Data records
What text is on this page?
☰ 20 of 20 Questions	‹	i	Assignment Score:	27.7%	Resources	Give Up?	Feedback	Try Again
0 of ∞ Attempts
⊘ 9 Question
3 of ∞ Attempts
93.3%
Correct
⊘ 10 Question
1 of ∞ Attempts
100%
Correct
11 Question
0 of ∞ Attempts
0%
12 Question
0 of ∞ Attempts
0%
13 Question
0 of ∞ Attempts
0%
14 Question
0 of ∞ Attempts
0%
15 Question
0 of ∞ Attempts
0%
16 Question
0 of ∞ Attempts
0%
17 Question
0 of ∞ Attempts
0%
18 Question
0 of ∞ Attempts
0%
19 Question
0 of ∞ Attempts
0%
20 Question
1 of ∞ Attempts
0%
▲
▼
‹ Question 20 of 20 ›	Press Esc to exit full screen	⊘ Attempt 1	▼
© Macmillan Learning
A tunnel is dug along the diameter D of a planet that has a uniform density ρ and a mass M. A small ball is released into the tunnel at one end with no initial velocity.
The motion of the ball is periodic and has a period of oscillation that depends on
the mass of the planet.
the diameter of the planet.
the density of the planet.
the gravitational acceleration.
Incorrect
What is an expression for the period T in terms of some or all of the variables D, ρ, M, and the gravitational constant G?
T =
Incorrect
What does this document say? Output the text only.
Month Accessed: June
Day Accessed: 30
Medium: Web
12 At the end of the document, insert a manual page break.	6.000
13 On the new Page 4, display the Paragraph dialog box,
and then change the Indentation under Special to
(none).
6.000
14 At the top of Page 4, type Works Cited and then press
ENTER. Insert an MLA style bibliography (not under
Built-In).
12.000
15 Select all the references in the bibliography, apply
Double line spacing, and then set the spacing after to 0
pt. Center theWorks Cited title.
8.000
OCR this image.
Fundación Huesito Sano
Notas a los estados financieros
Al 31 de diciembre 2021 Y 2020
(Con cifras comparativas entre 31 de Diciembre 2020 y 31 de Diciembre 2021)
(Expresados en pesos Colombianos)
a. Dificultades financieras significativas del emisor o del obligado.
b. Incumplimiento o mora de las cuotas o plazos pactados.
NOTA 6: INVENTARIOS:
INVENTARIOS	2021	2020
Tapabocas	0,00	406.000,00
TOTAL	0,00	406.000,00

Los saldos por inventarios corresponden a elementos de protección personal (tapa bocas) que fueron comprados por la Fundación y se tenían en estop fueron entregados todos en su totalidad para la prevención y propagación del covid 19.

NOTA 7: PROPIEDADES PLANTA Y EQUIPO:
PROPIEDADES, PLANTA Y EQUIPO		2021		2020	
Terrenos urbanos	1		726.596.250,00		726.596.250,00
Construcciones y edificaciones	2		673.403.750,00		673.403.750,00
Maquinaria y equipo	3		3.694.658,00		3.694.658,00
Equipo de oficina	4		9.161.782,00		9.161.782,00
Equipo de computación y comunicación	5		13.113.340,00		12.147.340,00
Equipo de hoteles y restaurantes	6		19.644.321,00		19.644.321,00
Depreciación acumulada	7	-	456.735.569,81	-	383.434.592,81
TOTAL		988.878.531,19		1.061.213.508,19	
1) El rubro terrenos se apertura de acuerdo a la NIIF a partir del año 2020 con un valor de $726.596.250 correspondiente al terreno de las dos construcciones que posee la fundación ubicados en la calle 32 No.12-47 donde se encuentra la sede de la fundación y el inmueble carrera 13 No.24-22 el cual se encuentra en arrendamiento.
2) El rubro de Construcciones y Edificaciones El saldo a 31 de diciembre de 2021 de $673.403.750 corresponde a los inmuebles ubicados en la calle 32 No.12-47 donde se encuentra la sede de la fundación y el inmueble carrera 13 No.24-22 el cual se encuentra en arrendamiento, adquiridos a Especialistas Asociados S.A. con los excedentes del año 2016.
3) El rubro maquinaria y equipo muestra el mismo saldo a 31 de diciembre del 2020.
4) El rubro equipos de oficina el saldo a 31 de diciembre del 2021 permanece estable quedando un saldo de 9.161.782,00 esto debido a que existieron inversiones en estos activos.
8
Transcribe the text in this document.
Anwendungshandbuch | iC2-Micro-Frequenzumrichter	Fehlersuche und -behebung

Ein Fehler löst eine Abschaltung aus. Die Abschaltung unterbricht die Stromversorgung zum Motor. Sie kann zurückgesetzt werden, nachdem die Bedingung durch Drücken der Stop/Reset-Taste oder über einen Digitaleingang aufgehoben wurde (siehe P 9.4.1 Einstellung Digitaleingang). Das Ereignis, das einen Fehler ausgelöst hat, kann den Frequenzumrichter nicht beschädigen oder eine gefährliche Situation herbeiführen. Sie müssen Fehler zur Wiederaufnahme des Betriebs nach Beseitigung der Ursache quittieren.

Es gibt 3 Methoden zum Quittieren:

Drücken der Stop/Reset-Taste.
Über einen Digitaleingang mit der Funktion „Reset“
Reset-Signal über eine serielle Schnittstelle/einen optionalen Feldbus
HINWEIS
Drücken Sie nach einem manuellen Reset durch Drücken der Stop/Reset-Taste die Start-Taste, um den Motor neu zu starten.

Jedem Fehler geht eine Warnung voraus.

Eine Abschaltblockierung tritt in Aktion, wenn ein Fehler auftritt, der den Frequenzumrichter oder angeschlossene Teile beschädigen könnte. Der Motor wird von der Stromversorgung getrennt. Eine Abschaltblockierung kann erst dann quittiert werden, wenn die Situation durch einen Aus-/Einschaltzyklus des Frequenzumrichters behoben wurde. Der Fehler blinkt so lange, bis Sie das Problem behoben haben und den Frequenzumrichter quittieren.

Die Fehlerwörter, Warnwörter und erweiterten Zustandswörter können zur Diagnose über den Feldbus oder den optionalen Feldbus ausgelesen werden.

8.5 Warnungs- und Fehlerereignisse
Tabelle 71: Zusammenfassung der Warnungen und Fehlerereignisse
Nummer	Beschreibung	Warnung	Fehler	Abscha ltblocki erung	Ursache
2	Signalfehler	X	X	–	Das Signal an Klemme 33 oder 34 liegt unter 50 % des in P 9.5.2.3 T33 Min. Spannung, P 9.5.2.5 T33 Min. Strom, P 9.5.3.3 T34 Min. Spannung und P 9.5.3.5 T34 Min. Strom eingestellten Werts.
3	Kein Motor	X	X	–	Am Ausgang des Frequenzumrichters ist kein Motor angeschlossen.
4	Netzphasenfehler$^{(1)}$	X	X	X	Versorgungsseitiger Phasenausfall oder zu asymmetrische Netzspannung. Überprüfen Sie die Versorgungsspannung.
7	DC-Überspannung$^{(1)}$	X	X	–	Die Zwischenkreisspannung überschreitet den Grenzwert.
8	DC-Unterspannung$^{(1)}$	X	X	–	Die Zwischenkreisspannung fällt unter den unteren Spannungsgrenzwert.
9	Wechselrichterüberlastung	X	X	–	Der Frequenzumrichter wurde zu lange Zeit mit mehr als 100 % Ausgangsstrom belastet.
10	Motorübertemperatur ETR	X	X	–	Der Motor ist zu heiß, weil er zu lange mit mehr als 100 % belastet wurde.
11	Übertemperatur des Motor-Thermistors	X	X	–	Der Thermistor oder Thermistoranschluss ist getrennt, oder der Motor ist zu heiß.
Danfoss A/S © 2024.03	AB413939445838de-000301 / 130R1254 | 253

(Exercise)
Check each line of the records above for the string "mass", and report every line that has it.

(Exercise response)
A tunnel is dug along the diameter D of a planet that has a uniform density ρ and a mass M. A small ball is released into the tunnel at one end with no initial velocity.
the mass of the planet.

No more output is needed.